-- Start GIVEN DATA --

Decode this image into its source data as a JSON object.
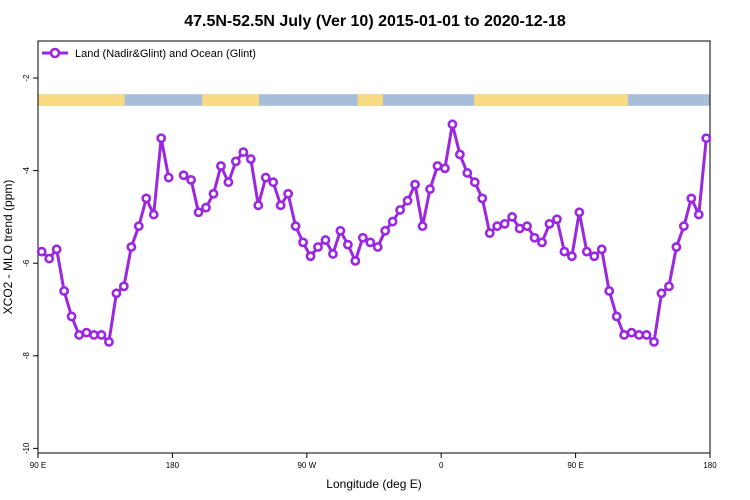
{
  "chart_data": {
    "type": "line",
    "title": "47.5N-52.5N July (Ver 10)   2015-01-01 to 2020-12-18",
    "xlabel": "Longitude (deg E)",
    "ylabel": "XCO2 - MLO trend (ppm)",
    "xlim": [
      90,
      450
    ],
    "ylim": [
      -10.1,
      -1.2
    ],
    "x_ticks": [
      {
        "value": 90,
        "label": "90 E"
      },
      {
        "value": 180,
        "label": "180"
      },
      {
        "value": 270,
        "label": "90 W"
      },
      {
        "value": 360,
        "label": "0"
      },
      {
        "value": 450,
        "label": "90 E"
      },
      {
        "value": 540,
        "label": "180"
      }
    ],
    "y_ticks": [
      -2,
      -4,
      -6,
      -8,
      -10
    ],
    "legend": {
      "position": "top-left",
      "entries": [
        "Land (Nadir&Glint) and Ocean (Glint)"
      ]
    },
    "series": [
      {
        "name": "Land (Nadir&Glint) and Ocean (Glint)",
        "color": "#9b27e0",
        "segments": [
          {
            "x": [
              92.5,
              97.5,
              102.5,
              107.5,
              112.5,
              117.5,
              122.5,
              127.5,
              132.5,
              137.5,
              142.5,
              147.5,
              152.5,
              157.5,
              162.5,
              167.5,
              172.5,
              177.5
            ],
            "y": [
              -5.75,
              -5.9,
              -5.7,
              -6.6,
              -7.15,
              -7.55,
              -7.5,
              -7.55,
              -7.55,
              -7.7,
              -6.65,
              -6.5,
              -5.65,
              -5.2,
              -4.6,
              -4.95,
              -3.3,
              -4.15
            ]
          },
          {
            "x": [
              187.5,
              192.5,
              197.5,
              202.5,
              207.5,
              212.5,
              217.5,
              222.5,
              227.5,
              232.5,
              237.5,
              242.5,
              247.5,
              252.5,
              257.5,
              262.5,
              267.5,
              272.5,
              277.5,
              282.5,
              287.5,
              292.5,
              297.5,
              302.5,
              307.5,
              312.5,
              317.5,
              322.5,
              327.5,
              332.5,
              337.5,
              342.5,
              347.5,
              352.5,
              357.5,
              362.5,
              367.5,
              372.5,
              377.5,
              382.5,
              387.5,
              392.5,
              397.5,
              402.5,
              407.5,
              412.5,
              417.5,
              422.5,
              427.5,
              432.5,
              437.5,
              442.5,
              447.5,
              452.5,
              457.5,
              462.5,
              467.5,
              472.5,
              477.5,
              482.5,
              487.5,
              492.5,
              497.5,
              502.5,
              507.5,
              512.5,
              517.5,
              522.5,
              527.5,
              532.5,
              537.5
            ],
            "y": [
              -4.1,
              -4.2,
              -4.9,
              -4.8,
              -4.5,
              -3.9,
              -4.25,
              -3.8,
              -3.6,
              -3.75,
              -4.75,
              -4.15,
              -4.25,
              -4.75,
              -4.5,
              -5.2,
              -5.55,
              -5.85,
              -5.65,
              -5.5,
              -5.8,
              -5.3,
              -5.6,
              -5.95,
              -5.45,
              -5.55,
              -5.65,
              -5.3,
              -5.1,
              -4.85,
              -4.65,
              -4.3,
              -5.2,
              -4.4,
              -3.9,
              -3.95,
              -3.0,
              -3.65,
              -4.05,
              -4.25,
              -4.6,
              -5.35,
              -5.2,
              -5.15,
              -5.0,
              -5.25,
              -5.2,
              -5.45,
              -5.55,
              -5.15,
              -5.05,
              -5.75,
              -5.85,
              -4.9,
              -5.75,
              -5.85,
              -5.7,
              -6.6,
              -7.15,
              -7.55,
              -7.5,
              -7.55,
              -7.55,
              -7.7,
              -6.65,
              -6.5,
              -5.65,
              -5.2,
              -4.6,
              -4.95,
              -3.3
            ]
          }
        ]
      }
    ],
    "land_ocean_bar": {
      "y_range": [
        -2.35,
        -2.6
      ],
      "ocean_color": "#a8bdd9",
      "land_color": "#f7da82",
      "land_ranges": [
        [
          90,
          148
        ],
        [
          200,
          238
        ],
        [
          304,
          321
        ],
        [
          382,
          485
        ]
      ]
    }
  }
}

-- End GIVEN DATA --
-- Start GIVEN DATA --

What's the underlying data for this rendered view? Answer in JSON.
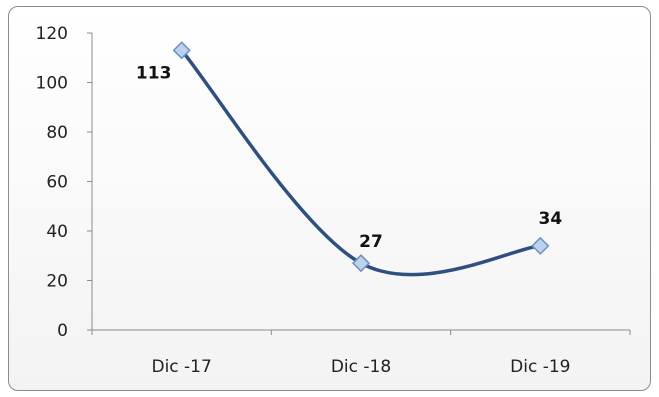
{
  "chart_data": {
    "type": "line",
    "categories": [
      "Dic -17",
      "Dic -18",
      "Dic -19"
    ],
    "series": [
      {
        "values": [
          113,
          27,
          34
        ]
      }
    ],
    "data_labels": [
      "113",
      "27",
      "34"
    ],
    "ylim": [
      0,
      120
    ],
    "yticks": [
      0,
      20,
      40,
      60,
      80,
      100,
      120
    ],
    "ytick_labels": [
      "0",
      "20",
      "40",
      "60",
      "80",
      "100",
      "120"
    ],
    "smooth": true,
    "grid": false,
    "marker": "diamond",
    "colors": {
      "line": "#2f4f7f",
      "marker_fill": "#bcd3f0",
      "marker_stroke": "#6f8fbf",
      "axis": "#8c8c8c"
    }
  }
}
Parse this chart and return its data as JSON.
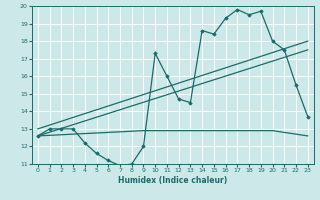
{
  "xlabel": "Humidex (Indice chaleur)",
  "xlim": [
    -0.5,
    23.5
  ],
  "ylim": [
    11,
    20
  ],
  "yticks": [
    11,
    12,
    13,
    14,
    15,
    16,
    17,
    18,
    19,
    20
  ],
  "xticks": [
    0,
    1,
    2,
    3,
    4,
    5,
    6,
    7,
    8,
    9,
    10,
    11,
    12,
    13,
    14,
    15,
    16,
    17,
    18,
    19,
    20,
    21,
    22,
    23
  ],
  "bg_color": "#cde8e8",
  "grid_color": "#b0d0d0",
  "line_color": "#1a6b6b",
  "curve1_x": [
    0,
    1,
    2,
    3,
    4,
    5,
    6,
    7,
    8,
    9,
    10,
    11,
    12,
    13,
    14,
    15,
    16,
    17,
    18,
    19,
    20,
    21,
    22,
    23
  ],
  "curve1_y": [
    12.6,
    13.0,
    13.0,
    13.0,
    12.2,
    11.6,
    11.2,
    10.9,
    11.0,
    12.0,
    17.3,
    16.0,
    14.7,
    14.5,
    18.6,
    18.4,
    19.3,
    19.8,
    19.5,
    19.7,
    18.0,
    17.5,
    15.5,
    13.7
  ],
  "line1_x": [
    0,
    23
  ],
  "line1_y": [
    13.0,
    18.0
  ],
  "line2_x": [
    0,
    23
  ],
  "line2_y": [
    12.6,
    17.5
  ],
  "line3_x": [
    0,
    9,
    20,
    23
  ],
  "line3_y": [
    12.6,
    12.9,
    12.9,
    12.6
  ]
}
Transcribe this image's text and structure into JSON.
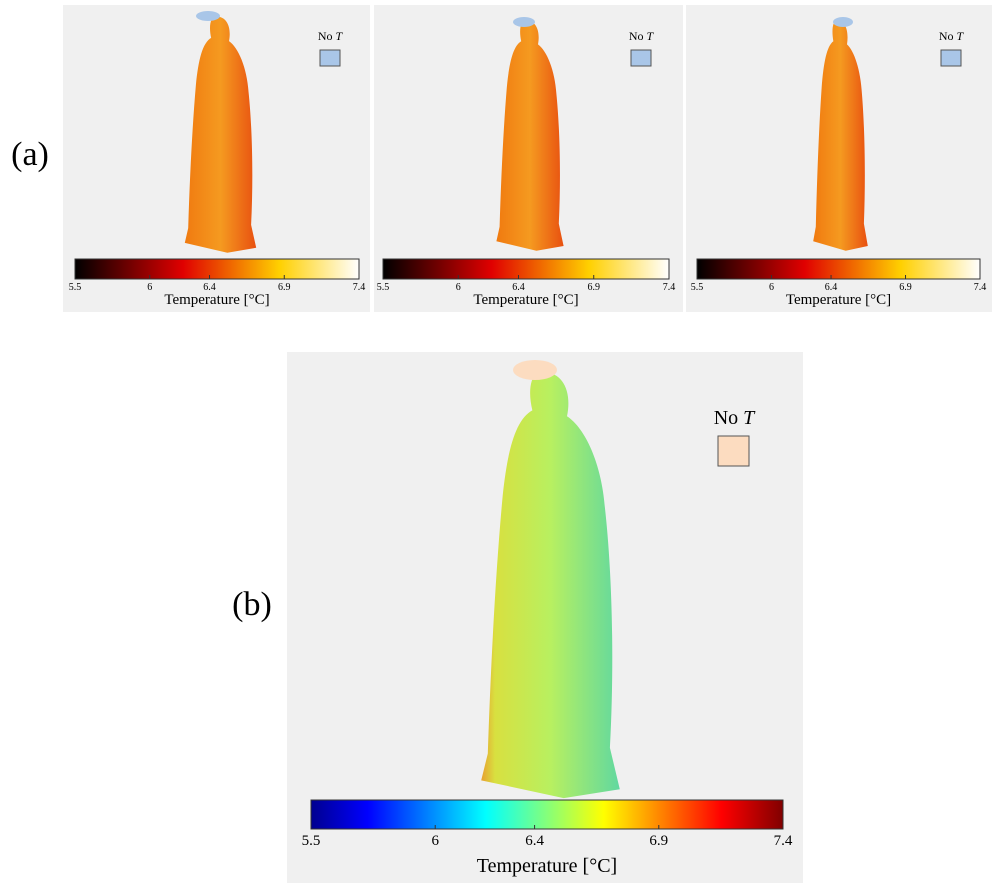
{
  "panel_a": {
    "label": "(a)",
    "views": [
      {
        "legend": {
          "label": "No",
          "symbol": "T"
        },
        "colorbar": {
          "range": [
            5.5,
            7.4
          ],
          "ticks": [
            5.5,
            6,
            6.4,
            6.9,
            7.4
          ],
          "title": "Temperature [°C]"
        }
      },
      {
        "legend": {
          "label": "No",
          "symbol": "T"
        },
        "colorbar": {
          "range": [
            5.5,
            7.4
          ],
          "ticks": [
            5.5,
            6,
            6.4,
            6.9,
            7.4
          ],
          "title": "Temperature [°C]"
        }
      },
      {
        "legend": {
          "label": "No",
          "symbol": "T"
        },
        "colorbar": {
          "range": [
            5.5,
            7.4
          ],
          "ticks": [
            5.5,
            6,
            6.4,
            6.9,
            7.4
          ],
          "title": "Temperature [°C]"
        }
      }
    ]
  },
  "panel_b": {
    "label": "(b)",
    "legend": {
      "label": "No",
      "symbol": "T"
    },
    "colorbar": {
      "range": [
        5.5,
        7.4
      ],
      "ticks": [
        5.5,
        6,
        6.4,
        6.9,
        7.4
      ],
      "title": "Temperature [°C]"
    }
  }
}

-- End GIVEN DATA --

PROBLEM STATEMENT
From the listing above, find the number of lines with the word "this" in them. Answer with the number only.

TASK OUTPUT
4